**Prompt:** Can you reproduce the data beneath, keeping every line exact?

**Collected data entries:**
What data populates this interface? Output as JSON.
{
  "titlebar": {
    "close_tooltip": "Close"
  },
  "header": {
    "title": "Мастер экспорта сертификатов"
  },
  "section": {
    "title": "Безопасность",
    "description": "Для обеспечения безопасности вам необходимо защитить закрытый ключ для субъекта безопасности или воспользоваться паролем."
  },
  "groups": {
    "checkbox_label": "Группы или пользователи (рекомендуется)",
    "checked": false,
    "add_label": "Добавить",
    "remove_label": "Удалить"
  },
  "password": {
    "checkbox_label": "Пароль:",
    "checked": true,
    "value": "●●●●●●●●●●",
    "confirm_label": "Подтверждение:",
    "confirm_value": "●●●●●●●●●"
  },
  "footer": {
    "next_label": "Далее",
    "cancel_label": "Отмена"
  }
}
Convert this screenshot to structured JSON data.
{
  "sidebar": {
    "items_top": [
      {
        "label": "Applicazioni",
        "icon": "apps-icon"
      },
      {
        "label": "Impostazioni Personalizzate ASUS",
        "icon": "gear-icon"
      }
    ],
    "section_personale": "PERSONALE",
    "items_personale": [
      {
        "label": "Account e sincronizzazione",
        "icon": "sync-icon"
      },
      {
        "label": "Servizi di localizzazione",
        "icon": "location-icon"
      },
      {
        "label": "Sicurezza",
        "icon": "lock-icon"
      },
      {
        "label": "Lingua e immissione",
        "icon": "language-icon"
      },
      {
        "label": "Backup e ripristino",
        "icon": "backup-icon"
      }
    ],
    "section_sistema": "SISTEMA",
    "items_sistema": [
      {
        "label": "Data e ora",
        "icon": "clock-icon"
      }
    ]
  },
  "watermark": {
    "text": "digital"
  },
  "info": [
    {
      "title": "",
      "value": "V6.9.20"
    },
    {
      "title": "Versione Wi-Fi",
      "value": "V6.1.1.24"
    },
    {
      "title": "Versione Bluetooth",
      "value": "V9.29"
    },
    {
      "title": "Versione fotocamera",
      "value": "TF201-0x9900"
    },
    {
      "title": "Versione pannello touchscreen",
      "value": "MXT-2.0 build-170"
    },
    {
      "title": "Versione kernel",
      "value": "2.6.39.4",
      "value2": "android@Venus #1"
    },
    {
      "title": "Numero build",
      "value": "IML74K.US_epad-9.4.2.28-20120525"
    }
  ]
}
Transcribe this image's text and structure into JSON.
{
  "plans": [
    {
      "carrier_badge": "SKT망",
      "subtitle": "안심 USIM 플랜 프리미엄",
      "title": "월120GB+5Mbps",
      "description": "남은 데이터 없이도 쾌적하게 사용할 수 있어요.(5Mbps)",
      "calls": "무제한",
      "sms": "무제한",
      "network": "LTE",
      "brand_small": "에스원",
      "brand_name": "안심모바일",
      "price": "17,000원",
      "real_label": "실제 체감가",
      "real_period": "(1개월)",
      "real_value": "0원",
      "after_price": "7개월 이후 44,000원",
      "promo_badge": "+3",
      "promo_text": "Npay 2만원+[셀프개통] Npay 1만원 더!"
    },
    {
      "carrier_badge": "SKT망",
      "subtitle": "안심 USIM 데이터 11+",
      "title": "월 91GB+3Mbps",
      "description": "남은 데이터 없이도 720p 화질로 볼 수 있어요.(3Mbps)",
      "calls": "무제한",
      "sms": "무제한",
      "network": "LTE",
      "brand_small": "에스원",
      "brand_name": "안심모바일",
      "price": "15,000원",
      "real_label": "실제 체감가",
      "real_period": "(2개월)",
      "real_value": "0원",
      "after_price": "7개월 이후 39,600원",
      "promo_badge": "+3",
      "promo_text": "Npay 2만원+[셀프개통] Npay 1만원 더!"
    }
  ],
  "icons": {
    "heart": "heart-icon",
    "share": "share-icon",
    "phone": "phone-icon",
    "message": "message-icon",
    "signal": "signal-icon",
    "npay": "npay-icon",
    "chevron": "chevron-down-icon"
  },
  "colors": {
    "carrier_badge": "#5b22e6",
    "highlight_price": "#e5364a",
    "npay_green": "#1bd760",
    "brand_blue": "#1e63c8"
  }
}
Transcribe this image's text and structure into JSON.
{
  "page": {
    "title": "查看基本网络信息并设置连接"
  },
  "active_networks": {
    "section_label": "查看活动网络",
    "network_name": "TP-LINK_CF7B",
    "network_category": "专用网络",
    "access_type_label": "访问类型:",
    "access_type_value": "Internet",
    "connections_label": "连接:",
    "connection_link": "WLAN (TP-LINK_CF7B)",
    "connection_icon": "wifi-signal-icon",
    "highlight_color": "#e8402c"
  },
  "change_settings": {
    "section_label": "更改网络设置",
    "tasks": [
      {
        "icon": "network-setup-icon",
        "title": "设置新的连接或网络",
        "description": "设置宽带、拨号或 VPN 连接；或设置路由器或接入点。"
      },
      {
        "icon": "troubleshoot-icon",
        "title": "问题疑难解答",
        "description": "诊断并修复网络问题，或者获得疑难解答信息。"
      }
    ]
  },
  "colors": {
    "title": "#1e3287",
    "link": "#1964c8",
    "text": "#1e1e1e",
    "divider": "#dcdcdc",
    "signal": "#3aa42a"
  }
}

**Answer in full:**
What data populates this interface? Output as JSON.
{
  "titlebar": {
    "close_tooltip": "Close"
  },
  "header": {
    "title": "Мастер экспорта сертификатов"
  },
  "section": {
    "title": "Безопасность",
    "description": "Для обеспечения безопасности вам необходимо защитить закрытый ключ для субъекта безопасности или воспользоваться паролем."
  },
  "groups": {
    "checkbox_label": "Группы или пользователи (рекомендуется)",
    "checked": false,
    "add_label": "Добавить",
    "remove_label": "Удалить"
  },
  "password": {
    "checkbox_label": "Пароль:",
    "checked": true,
    "value": "●●●●●●●●●●",
    "confirm_label": "Подтверждение:",
    "confirm_value": "●●●●●●●●●"
  },
  "footer": {
    "next_label": "Далее",
    "cancel_label": "Отмена"
  }
}
Convert this screenshot to structured JSON data.
{
  "sidebar": {
    "items_top": [
      {
        "label": "Applicazioni",
        "icon": "apps-icon"
      },
      {
        "label": "Impostazioni Personalizzate ASUS",
        "icon": "gear-icon"
      }
    ],
    "section_personale": "PERSONALE",
    "items_personale": [
      {
        "label": "Account e sincronizzazione",
        "icon": "sync-icon"
      },
      {
        "label": "Servizi di localizzazione",
        "icon": "location-icon"
      },
      {
        "label": "Sicurezza",
        "icon": "lock-icon"
      },
      {
        "label": "Lingua e immissione",
        "icon": "language-icon"
      },
      {
        "label": "Backup e ripristino",
        "icon": "backup-icon"
      }
    ],
    "section_sistema": "SISTEMA",
    "items_sistema": [
      {
        "label": "Data e ora",
        "icon": "clock-icon"
      }
    ]
  },
  "watermark": {
    "text": "digital"
  },
  "info": [
    {
      "title": "",
      "value": "V6.9.20"
    },
    {
      "title": "Versione Wi-Fi",
      "value": "V6.1.1.24"
    },
    {
      "title": "Versione Bluetooth",
      "value": "V9.29"
    },
    {
      "title": "Versione fotocamera",
      "value": "TF201-0x9900"
    },
    {
      "title": "Versione pannello touchscreen",
      "value": "MXT-2.0 build-170"
    },
    {
      "title": "Versione kernel",
      "value": "2.6.39.4",
      "value2": "android@Venus #1"
    },
    {
      "title": "Numero build",
      "value": "IML74K.US_epad-9.4.2.28-20120525"
    }
  ]
}
Transcribe this image's text and structure into JSON.
{
  "plans": [
    {
      "carrier_badge": "SKT망",
      "subtitle": "안심 USIM 플랜 프리미엄",
      "title": "월120GB+5Mbps",
      "description": "남은 데이터 없이도 쾌적하게 사용할 수 있어요.(5Mbps)",
      "calls": "무제한",
      "sms": "무제한",
      "network": "LTE",
      "brand_small": "에스원",
      "brand_name": "안심모바일",
      "price": "17,000원",
      "real_label": "실제 체감가",
      "real_period": "(1개월)",
      "real_value": "0원",
      "after_price": "7개월 이후 44,000원",
      "promo_badge": "+3",
      "promo_text": "Npay 2만원+[셀프개통] Npay 1만원 더!"
    },
    {
      "carrier_badge": "SKT망",
      "subtitle": "안심 USIM 데이터 11+",
      "title": "월 91GB+3Mbps",
      "description": "남은 데이터 없이도 720p 화질로 볼 수 있어요.(3Mbps)",
      "calls": "무제한",
      "sms": "무제한",
      "network": "LTE",
      "brand_small": "에스원",
      "brand_name": "안심모바일",
      "price": "15,000원",
      "real_label": "실제 체감가",
      "real_period": "(2개월)",
      "real_value": "0원",
      "after_price": "7개월 이후 39,600원",
      "promo_badge": "+3",
      "promo_text": "Npay 2만원+[셀프개통] Npay 1만원 더!"
    }
  ],
  "icons": {
    "heart": "heart-icon",
    "share": "share-icon",
    "phone": "phone-icon",
    "message": "message-icon",
    "signal": "signal-icon",
    "npay": "npay-icon",
    "chevron": "chevron-down-icon"
  },
  "colors": {
    "carrier_badge": "#5b22e6",
    "highlight_price": "#e5364a",
    "npay_green": "#1bd760",
    "brand_blue": "#1e63c8"
  }
}
Transcribe this image's text and structure into JSON.
{
  "page": {
    "title": "查看基本网络信息并设置连接"
  },
  "active_networks": {
    "section_label": "查看活动网络",
    "network_name": "TP-LINK_CF7B",
    "network_category": "专用网络",
    "access_type_label": "访问类型:",
    "access_type_value": "Internet",
    "connections_label": "连接:",
    "connection_link": "WLAN (TP-LINK_CF7B)",
    "connection_icon": "wifi-signal-icon",
    "highlight_color": "#e8402c"
  },
  "change_settings": {
    "section_label": "更改网络设置",
    "tasks": [
      {
        "icon": "network-setup-icon",
        "title": "设置新的连接或网络",
        "description": "设置宽带、拨号或 VPN 连接；或设置路由器或接入点。"
      },
      {
        "icon": "troubleshoot-icon",
        "title": "问题疑难解答",
        "description": "诊断并修复网络问题，或者获得疑难解答信息。"
      }
    ]
  },
  "colors": {
    "title": "#1e3287",
    "link": "#1964c8",
    "text": "#1e1e1e",
    "divider": "#dcdcdc",
    "signal": "#3aa42a"
  }
}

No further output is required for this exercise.